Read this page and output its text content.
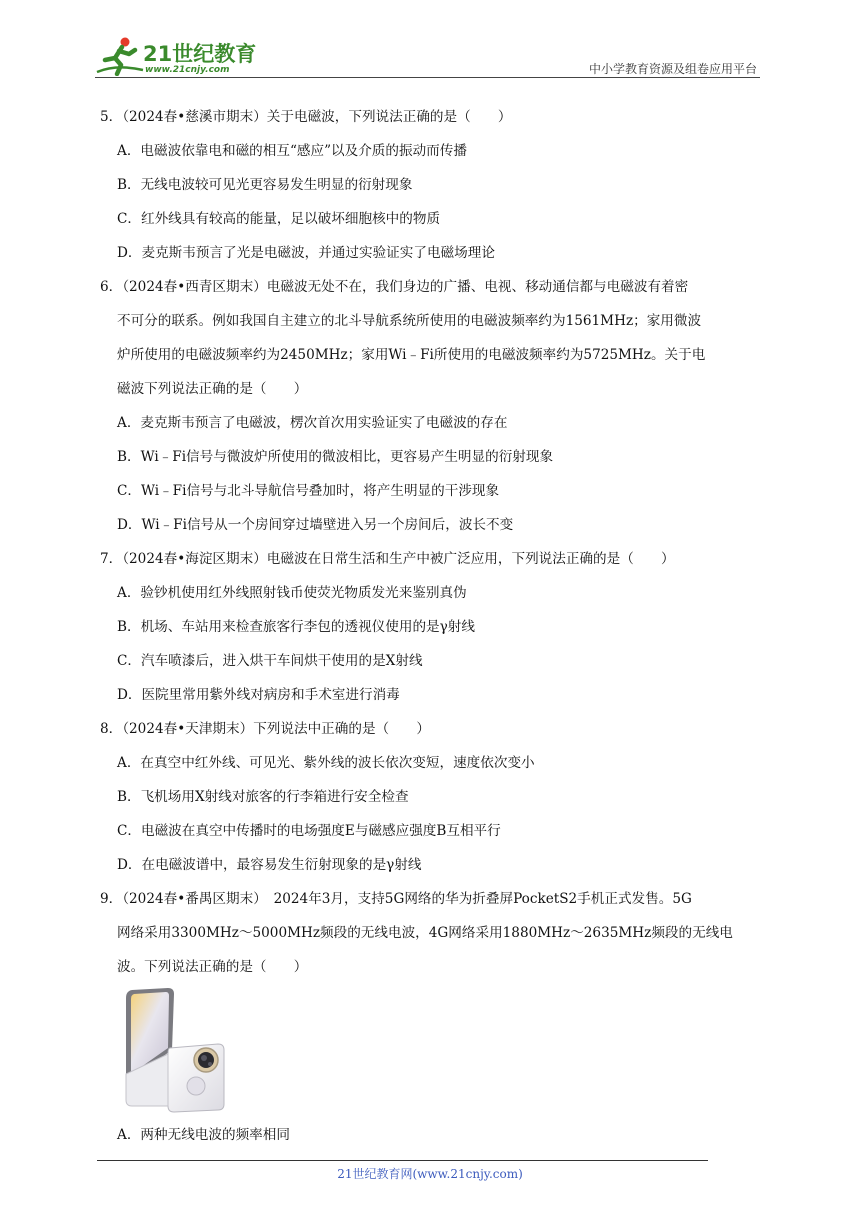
21世纪教育
www.21cnjy.com	中小学教育资源及组卷应用平台
5．（2024春•慈溪市期末）关于电磁波，下列说法正确的是（　　）
A．电磁波依靠电和磁的相互“感应”以及介质的振动而传播
B．无线电波较可见光更容易发生明显的衍射现象
C．红外线具有较高的能量，足以破坏细胞核中的物质
D．麦克斯韦预言了光是电磁波，并通过实验证实了电磁场理论
6．（2024春•西青区期末）电磁波无处不在，我们身边的广播、电视、移动通信都与电磁波有着密
不可分的联系。例如我国自主建立的北斗导航系统所使用的电磁波频率约为1561MHz；家用微波
炉所使用的电磁波频率约为2450MHz；家用Wi﹣Fi所使用的电磁波频率约为5725MHz。关于电
磁波下列说法正确的是（　　）
A．麦克斯韦预言了电磁波，楞次首次用实验证实了电磁波的存在
B．Wi﹣Fi信号与微波炉所使用的微波相比，更容易产生明显的衍射现象
C．Wi﹣Fi信号与北斗导航信号叠加时，将产生明显的干涉现象
D．Wi﹣Fi信号从一个房间穿过墙壁进入另一个房间后，波长不变
7．（2024春•海淀区期末）电磁波在日常生活和生产中被广泛应用，下列说法正确的是（　　）
A．验钞机使用红外线照射钱币使荧光物质发光来鉴别真伪
B．机场、车站用来检查旅客行李包的透视仪使用的是γ射线
C．汽车喷漆后，进入烘干车间烘干使用的是X射线
D．医院里常用紫外线对病房和手术室进行消毒
8．（2024春•天津期末）下列说法中正确的是（　　）
A．在真空中红外线、可见光、紫外线的波长依次变短，速度依次变小
B．飞机场用X射线对旅客的行李箱进行安全检查
C．电磁波在真空中传播时的电场强度E与磁感应强度B互相平行
D．在电磁波谱中，最容易发生衍射现象的是γ射线
9．（2024春•番禺区期末）　2024年3月，支持5G网络的华为折叠屏PocketS2手机正式发售。5G
网络采用3300MHz～5000MHz频段的无线电波，4G网络采用1880MHz～2635MHz频段的无线电
波。下列说法正确的是（　　）
A．两种无线电波的频率相同
21世纪教育网(www.21cnjy.com)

Required work: Each entry above is to be written out again unchanged, apart from the pictures, which are left out.

Solution for this task:
Read this page and output its text content.
21世纪教育
www.21cnjy.com	中小学教育资源及组卷应用平台
5．（2024春•慈溪市期末）关于电磁波，下列说法正确的是（　　）
A．电磁波依靠电和磁的相互“感应”以及介质的振动而传播
B．无线电波较可见光更容易发生明显的衍射现象
C．红外线具有较高的能量，足以破坏细胞核中的物质
D．麦克斯韦预言了光是电磁波，并通过实验证实了电磁场理论
6．（2024春•西青区期末）电磁波无处不在，我们身边的广播、电视、移动通信都与电磁波有着密
不可分的联系。例如我国自主建立的北斗导航系统所使用的电磁波频率约为1561MHz；家用微波
炉所使用的电磁波频率约为2450MHz；家用Wi﹣Fi所使用的电磁波频率约为5725MHz。关于电
磁波下列说法正确的是（　　）
A．麦克斯韦预言了电磁波，楞次首次用实验证实了电磁波的存在
B．Wi﹣Fi信号与微波炉所使用的微波相比，更容易产生明显的衍射现象
C．Wi﹣Fi信号与北斗导航信号叠加时，将产生明显的干涉现象
D．Wi﹣Fi信号从一个房间穿过墙壁进入另一个房间后，波长不变
7．（2024春•海淀区期末）电磁波在日常生活和生产中被广泛应用，下列说法正确的是（　　）
A．验钞机使用红外线照射钱币使荧光物质发光来鉴别真伪
B．机场、车站用来检查旅客行李包的透视仪使用的是γ射线
C．汽车喷漆后，进入烘干车间烘干使用的是X射线
D．医院里常用紫外线对病房和手术室进行消毒
8．（2024春•天津期末）下列说法中正确的是（　　）
A．在真空中红外线、可见光、紫外线的波长依次变短，速度依次变小
B．飞机场用X射线对旅客的行李箱进行安全检查
C．电磁波在真空中传播时的电场强度E与磁感应强度B互相平行
D．在电磁波谱中，最容易发生衍射现象的是γ射线
9．（2024春•番禺区期末）　2024年3月，支持5G网络的华为折叠屏PocketS2手机正式发售。5G
网络采用3300MHz～5000MHz频段的无线电波，4G网络采用1880MHz～2635MHz频段的无线电
波。下列说法正确的是（　　）
A．两种无线电波的频率相同
21世纪教育网(www.21cnjy.com)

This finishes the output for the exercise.